--- Supplied records ---
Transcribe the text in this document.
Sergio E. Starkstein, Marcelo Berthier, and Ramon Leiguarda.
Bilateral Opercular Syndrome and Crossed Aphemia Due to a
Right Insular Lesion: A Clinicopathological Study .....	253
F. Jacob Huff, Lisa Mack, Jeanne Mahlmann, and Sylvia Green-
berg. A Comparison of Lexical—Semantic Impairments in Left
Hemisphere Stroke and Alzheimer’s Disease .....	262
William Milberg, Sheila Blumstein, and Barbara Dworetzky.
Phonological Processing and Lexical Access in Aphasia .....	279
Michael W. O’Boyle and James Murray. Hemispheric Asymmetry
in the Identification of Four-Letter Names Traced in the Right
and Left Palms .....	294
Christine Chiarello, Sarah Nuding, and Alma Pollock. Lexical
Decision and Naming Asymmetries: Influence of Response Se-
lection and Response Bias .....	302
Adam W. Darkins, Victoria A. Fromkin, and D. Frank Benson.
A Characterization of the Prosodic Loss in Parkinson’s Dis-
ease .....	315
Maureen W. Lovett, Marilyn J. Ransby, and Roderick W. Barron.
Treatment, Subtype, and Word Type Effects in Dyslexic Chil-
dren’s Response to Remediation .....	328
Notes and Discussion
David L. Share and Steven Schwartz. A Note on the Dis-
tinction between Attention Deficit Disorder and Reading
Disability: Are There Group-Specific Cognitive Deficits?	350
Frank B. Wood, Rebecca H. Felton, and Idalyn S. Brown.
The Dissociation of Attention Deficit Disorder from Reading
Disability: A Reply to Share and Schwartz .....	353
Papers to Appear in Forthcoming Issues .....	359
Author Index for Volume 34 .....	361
---
● **Prompt**: Repeat all the entries exactly as given.

● **Solved problem**:
Transcribe the text in this document.
Sergio E. Starkstein, Marcelo Berthier, and Ramon Leiguarda.
Bilateral Opercular Syndrome and Crossed Aphemia Due to a
Right Insular Lesion: A Clinicopathological Study .....	253
F. Jacob Huff, Lisa Mack, Jeanne Mahlmann, and Sylvia Green-
berg. A Comparison of Lexical—Semantic Impairments in Left
Hemisphere Stroke and Alzheimer’s Disease .....	262
William Milberg, Sheila Blumstein, and Barbara Dworetzky.
Phonological Processing and Lexical Access in Aphasia .....	279
Michael W. O’Boyle and James Murray. Hemispheric Asymmetry
in the Identification of Four-Letter Names Traced in the Right
and Left Palms .....	294
Christine Chiarello, Sarah Nuding, and Alma Pollock. Lexical
Decision and Naming Asymmetries: Influence of Response Se-
lection and Response Bias .....	302
Adam W. Darkins, Victoria A. Fromkin, and D. Frank Benson.
A Characterization of the Prosodic Loss in Parkinson’s Dis-
ease .....	315
Maureen W. Lovett, Marilyn J. Ransby, and Roderick W. Barron.
Treatment, Subtype, and Word Type Effects in Dyslexic Chil-
dren’s Response to Remediation .....	328
Notes and Discussion
David L. Share and Steven Schwartz. A Note on the Dis-
tinction between Attention Deficit Disorder and Reading
Disability: Are There Group-Specific Cognitive Deficits?	350
Frank B. Wood, Rebecca H. Felton, and Idalyn S. Brown.
The Dissociation of Attention Deficit Disorder from Reading
Disability: A Reply to Share and Schwartz .....	353
Papers to Appear in Forthcoming Issues .....	359
Author Index for Volume 34 .....	361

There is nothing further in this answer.